▸ TASK: From the entries that follow, pick out all lines holding "title".

▸ EXERCISE INPUTS:
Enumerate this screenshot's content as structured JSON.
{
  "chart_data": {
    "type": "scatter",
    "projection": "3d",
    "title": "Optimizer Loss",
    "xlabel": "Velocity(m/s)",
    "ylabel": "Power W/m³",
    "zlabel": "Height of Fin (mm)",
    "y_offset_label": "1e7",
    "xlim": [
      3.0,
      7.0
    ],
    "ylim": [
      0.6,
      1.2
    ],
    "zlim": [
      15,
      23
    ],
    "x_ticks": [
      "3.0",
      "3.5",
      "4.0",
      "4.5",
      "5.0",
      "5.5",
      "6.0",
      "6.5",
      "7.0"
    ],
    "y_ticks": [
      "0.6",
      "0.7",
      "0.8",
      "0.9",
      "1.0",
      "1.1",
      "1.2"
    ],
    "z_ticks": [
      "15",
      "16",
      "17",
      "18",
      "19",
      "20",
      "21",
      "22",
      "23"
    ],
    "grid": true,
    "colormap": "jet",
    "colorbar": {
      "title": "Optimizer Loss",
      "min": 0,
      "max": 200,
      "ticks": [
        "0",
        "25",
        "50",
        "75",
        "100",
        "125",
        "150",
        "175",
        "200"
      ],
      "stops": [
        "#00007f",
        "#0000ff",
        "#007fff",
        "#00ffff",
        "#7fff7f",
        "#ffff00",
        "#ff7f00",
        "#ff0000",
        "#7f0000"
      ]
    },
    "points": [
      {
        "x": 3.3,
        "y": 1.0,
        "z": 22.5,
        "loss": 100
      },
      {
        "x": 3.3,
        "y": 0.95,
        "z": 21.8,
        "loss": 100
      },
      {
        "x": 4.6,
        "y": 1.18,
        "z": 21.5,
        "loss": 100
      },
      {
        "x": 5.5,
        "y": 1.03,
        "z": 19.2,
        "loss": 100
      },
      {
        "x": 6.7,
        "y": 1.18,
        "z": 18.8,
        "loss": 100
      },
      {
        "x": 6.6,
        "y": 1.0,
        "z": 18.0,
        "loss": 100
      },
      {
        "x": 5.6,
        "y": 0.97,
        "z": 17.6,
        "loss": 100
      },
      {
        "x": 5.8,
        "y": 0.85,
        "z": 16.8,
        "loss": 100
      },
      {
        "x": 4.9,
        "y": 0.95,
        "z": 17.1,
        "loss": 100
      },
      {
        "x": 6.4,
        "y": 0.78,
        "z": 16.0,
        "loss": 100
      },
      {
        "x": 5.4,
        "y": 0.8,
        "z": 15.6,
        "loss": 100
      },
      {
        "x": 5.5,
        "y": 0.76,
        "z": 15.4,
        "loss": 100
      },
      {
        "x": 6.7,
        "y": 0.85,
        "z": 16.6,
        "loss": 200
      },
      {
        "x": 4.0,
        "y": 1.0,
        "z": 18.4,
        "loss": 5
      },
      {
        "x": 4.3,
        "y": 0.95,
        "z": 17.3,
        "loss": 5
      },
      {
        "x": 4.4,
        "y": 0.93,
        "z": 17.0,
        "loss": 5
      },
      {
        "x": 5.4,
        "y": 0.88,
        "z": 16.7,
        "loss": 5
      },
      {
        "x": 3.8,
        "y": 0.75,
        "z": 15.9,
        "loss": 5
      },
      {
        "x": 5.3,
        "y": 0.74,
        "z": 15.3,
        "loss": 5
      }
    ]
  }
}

▸ COMPLETED TASK:
    "title": "Optimizer Loss",
      "title": "Optimizer Loss",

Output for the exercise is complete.